Data shown:

# # # # # # #

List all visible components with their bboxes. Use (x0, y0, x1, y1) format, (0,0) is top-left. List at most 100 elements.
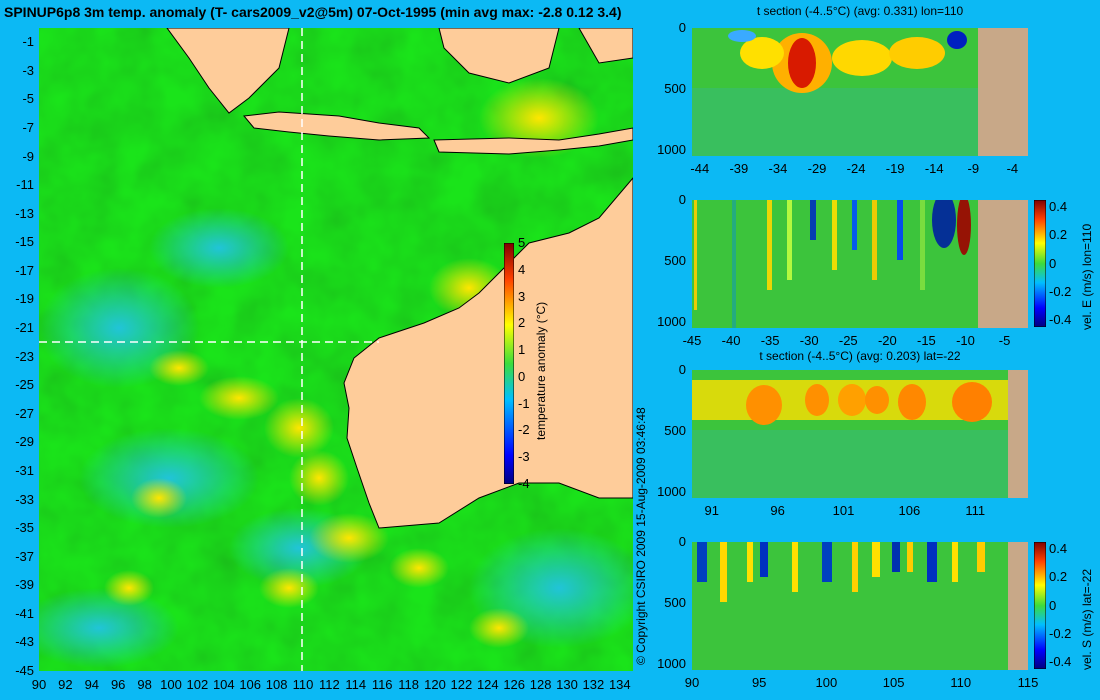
map-lon-tick: 124 (476, 677, 499, 692)
map-lat-tick: -5 (22, 91, 34, 107)
map-lat-tick: -21 (15, 320, 34, 336)
panel4-colorbar-label: vel. S (m/s) lat=-22 (1080, 568, 1094, 670)
map-lon-tick: 114 (345, 677, 367, 692)
panel1-x-tick: -44 (690, 161, 710, 176)
sumatra (166, 28, 290, 114)
panel4-x-tick: 115 (1017, 675, 1039, 690)
map-lon-tick: 130 (556, 677, 578, 692)
panel2-y-tick: 0 (678, 192, 686, 207)
map-lon-tick: 128 (529, 677, 552, 692)
panel4-x-tick: 110 (950, 675, 972, 690)
map-lon-tick: 106 (239, 677, 262, 692)
panel3-y-tick: 0 (678, 362, 686, 377)
panel4-vel-s-lat-22[interactable] (692, 542, 1028, 670)
panel2-colorbar (1034, 200, 1046, 327)
panel2-x-tick: -25 (838, 333, 858, 348)
map-lat-tick: -29 (15, 434, 34, 450)
map-lon-tick: 90 (31, 677, 47, 692)
panel1-x-tick: -19 (885, 161, 905, 176)
map-lon-tick: 110 (292, 677, 314, 692)
map-lon-tick: 94 (84, 677, 100, 692)
map-lat-tick: -3 (22, 62, 34, 78)
panel4-colorbar-tick: 0.2 (1049, 569, 1068, 585)
map-colorbar-tick: 5 (518, 235, 526, 250)
panel4-x-tick: 105 (882, 675, 905, 690)
panel3-t-section-lat-22[interactable] (692, 370, 1028, 498)
map-lat-tick: -17 (15, 262, 34, 278)
panel3-y-tick: 1000 (657, 483, 686, 499)
map-lon-tick: 98 (137, 677, 152, 692)
panel1-title: t section (-4..5°C) (avg: 0.331) lon=110 (756, 4, 964, 18)
panel4-colorbar (1034, 542, 1046, 669)
map-lat-tick: -35 (15, 520, 34, 536)
map-lon-tick: 102 (186, 677, 209, 692)
panel4-colorbar-tick: 0 (1049, 597, 1057, 613)
panel4-colorbar-tick: -0.2 (1049, 625, 1072, 641)
panel3-y-tick: 500 (664, 422, 686, 438)
panel1-x-tick: -29 (807, 161, 827, 176)
map-lon-tick: 120 (424, 677, 446, 692)
warm-eddies (104, 78, 599, 648)
map-lat-tick: -45 (15, 663, 34, 678)
panel3-x-tick: 101 (832, 503, 855, 518)
map-lat-tick: -7 (22, 120, 34, 136)
panel2-x-tick: -20 (877, 333, 897, 348)
panel1-x-tick: -39 (729, 161, 749, 176)
panel2-colorbar-tick: -0.4 (1049, 311, 1072, 327)
panel1-x-tick: -24 (846, 161, 866, 176)
map-colorbar-tick: 1 (518, 342, 526, 358)
panel2-colorbar-tick: 0 (1049, 255, 1057, 271)
map-colorbar-tick: -2 (518, 422, 530, 438)
panel3-x-tick: 91 (704, 503, 719, 518)
copyright-text: © Copyright CSIRO 2009 15-Aug-2009 03:46… (634, 407, 648, 665)
map-lon-tick: 92 (58, 677, 73, 692)
panel4-x-tick: 90 (684, 675, 700, 690)
panel1-x-tick: -34 (768, 161, 788, 176)
map-lat-tick: -37 (15, 548, 34, 564)
map-colorbar-tick: 0 (518, 368, 526, 384)
map-lat-tick: -33 (15, 491, 34, 507)
panel2-x-tick: -35 (760, 333, 780, 348)
map-lon-tick: 122 (450, 677, 473, 692)
sulawesi (578, 28, 633, 64)
map-lat-tick: -15 (15, 234, 34, 250)
map-lon-tick: 126 (503, 677, 526, 692)
panel2-vel-e-lon110[interactable] (692, 200, 1028, 328)
panel4-y-tick: 0 (678, 534, 686, 549)
map-lat-tick: -23 (15, 348, 34, 364)
map-lat-tick: -39 (15, 577, 34, 593)
panel4-x-tick: 100 (815, 675, 838, 690)
panel1-y-tick: 0 (678, 20, 686, 35)
panel1-t-section-lon110[interactable] (692, 28, 1028, 156)
panel1-x-tick: -4 (1006, 161, 1019, 176)
panel2-y-tick: 500 (664, 252, 686, 268)
map-lat-tick: -13 (15, 205, 34, 221)
panel2-y-tick: 1000 (657, 313, 686, 329)
panel1-y-tick: 1000 (657, 141, 686, 157)
map-colorbar-tick: -1 (518, 395, 530, 411)
panel2-x-tick: -15 (917, 333, 936, 348)
panel2-x-tick: -30 (799, 333, 819, 348)
panel2-colorbar-tick: 0.4 (1049, 199, 1068, 215)
panel2-colorbar-tick: -0.2 (1049, 283, 1072, 299)
panel3-x-tick: 111 (965, 503, 986, 518)
panel4-y-tick: 1000 (657, 655, 686, 671)
landmass (166, 28, 633, 529)
map-lon-tick: 116 (371, 677, 393, 692)
map-lon-tick: 108 (265, 677, 288, 692)
map-colorbar-tick: 2 (518, 315, 526, 331)
panel2-x-tick: -5 (998, 333, 1011, 348)
java (243, 111, 431, 141)
panel2-colorbar-label: vel. E (m/s) lon=110 (1080, 223, 1094, 330)
map-title: SPINUP6p8 3m temp. anomaly (T- cars2009_… (4, 4, 622, 20)
panel4-colorbar-tick: -0.4 (1049, 653, 1072, 669)
map-colorbar-tick: 3 (518, 288, 526, 304)
bali-timor (433, 127, 633, 155)
map-lat-tick: -11 (16, 177, 34, 193)
temperature-map[interactable] (39, 28, 633, 671)
map-lon-tick: 132 (582, 677, 605, 692)
panel1-x-tick: -14 (924, 161, 944, 176)
panel3-title: t section (-4..5°C) (avg: 0.203) lat=-22 (759, 349, 961, 363)
map-lat-tick: -41 (15, 605, 34, 621)
panel4-colorbar-tick: 0.4 (1049, 541, 1068, 557)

# # # # # # #

What this task involves: Please reproduce the records with every "map-lon-tick" swapped for "map-longitude-tick", keeping everything else the same and leaving out the pictures.

Reply to the exercise:
List all visible components with their bboxes. Use (x0, y0, x1, y1) format, (0,0) is top-left. List at most 100 elements.
map-longitude-tick: 124 (476, 677, 499, 692)
map-lat-tick: -5 (22, 91, 34, 107)
map-lat-tick: -21 (15, 320, 34, 336)
panel4-colorbar-label: vel. S (m/s) lat=-22 (1080, 568, 1094, 670)
map-longitude-tick: 114 (345, 677, 367, 692)
panel1-x-tick: -44 (690, 161, 710, 176)
sumatra (166, 28, 290, 114)
panel4-x-tick: 115 (1017, 675, 1039, 690)
map-longitude-tick: 130 (556, 677, 578, 692)
panel2-y-tick: 0 (678, 192, 686, 207)
map-longitude-tick: 128 (529, 677, 552, 692)
panel4-x-tick: 110 (950, 675, 972, 690)
map-longitude-tick: 106 (239, 677, 262, 692)
panel3-y-tick: 0 (678, 362, 686, 377)
panel4-vel-s-lat-22[interactable] (692, 542, 1028, 670)
panel2-colorbar (1034, 200, 1046, 327)
panel2-x-tick: -25 (838, 333, 858, 348)
map-lat-tick: -29 (15, 434, 34, 450)
map-longitude-tick: 90 (31, 677, 47, 692)
panel1-x-tick: -19 (885, 161, 905, 176)
map-longitude-tick: 110 (292, 677, 314, 692)
map-longitude-tick: 94 (84, 677, 100, 692)
map-lat-tick: -3 (22, 62, 34, 78)
panel4-colorbar-tick: 0.2 (1049, 569, 1068, 585)
map-colorbar-tick: 5 (518, 235, 526, 250)
panel4-x-tick: 105 (882, 675, 905, 690)
panel3-t-section-lat-22[interactable] (692, 370, 1028, 498)
map-lat-tick: -17 (15, 262, 34, 278)
panel3-y-tick: 1000 (657, 483, 686, 499)
map-longitude-tick: 98 (137, 677, 152, 692)
panel1-title: t section (-4..5°C) (avg: 0.331) lon=110 (756, 4, 964, 18)
panel4-colorbar (1034, 542, 1046, 669)
map-lat-tick: -35 (15, 520, 34, 536)
map-longitude-tick: 102 (186, 677, 209, 692)
panel4-colorbar-tick: 0 (1049, 597, 1057, 613)
panel4-colorbar-tick: -0.2 (1049, 625, 1072, 641)
panel3-y-tick: 500 (664, 422, 686, 438)
panel1-x-tick: -29 (807, 161, 827, 176)
map-longitude-tick: 120 (424, 677, 446, 692)
warm-eddies (104, 78, 599, 648)
map-lat-tick: -45 (15, 663, 34, 678)
panel3-x-tick: 101 (832, 503, 855, 518)
map-lat-tick: -7 (22, 120, 34, 136)
panel2-x-tick: -20 (877, 333, 897, 348)
panel1-x-tick: -39 (729, 161, 749, 176)
panel2-colorbar-tick: -0.4 (1049, 311, 1072, 327)
panel1-x-tick: -24 (846, 161, 866, 176)
map-colorbar-tick: 1 (518, 342, 526, 358)
panel2-colorbar-tick: 0 (1049, 255, 1057, 271)
map-colorbar-tick: -2 (518, 422, 530, 438)
panel3-x-tick: 91 (704, 503, 719, 518)
copyright-text: © Copyright CSIRO 2009 15-Aug-2009 03:46… (634, 407, 648, 665)
map-longitude-tick: 92 (58, 677, 73, 692)
panel4-x-tick: 90 (684, 675, 700, 690)
panel1-x-tick: -34 (768, 161, 788, 176)
map-lat-tick: -37 (15, 548, 34, 564)
map-colorbar-tick: 0 (518, 368, 526, 384)
map-lat-tick: -33 (15, 491, 34, 507)
panel2-x-tick: -35 (760, 333, 780, 348)
map-longitude-tick: 122 (450, 677, 473, 692)
sulawesi (578, 28, 633, 64)
map-lat-tick: -15 (15, 234, 34, 250)
map-longitude-tick: 126 (503, 677, 526, 692)
panel2-vel-e-lon110[interactable] (692, 200, 1028, 328)
panel4-y-tick: 0 (678, 534, 686, 549)
map-lat-tick: -23 (15, 348, 34, 364)
map-lat-tick: -39 (15, 577, 34, 593)
panel4-x-tick: 100 (815, 675, 838, 690)
panel1-y-tick: 0 (678, 20, 686, 35)
panel1-t-section-lon110[interactable] (692, 28, 1028, 156)
panel1-x-tick: -4 (1006, 161, 1019, 176)
panel2-y-tick: 500 (664, 252, 686, 268)
map-lat-tick: -13 (15, 205, 34, 221)
panel2-y-tick: 1000 (657, 313, 686, 329)
panel1-y-tick: 1000 (657, 141, 686, 157)
map-colorbar-tick: -1 (518, 395, 530, 411)
panel2-x-tick: -15 (917, 333, 936, 348)
panel2-x-tick: -30 (799, 333, 819, 348)
panel2-colorbar-tick: 0.4 (1049, 199, 1068, 215)
panel2-colorbar-tick: -0.2 (1049, 283, 1072, 299)
panel3-x-tick: 111 (965, 503, 986, 518)
panel4-y-tick: 1000 (657, 655, 686, 671)
landmass (166, 28, 633, 529)
map-longitude-tick: 116 (371, 677, 393, 692)
map-longitude-tick: 108 (265, 677, 288, 692)
map-colorbar-tick: 2 (518, 315, 526, 331)
panel2-x-tick: -5 (998, 333, 1011, 348)
java (243, 111, 431, 141)
panel2-colorbar-label: vel. E (m/s) lon=110 (1080, 223, 1094, 330)
map-title: SPINUP6p8 3m temp. anomaly (T- cars2009_… (4, 4, 622, 20)
panel4-colorbar-tick: -0.4 (1049, 653, 1072, 669)
map-colorbar-tick: 3 (518, 288, 526, 304)
bali-timor (433, 127, 633, 155)
map-lat-tick: -11 (16, 177, 34, 193)
temperature-map[interactable] (39, 28, 633, 671)
map-longitude-tick: 132 (582, 677, 605, 692)
panel1-x-tick: -14 (924, 161, 944, 176)
panel3-title: t section (-4..5°C) (avg: 0.203) lat=-22 (759, 349, 961, 363)
map-lat-tick: -41 (15, 605, 34, 621)
panel4-colorbar-tick: 0.4 (1049, 541, 1068, 557)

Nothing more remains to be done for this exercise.